**Extracted data**
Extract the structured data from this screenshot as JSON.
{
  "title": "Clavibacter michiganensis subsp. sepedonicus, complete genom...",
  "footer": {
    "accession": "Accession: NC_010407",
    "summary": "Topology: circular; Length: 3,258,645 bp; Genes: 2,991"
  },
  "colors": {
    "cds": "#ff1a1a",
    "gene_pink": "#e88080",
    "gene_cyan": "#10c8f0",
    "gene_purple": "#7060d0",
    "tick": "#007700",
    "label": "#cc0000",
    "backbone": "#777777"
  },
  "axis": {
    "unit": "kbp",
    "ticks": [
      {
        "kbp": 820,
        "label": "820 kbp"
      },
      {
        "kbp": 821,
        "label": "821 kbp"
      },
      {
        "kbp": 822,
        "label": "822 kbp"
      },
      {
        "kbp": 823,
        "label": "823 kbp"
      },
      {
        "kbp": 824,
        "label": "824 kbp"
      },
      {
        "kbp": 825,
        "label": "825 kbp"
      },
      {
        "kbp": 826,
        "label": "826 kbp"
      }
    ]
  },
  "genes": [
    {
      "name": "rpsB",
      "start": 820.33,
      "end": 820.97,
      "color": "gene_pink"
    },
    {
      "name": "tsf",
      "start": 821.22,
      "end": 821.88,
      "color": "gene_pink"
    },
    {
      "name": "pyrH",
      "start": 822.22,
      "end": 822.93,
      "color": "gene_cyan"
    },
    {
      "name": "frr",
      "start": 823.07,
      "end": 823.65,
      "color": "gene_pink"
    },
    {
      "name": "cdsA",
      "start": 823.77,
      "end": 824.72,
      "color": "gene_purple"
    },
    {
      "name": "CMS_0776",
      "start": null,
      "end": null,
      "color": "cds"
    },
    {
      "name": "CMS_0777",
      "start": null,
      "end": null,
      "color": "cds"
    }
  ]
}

**Exercise requirements**
State how many lines of the data above contain the word "start", and include nothing other than that number.

**Response area**
7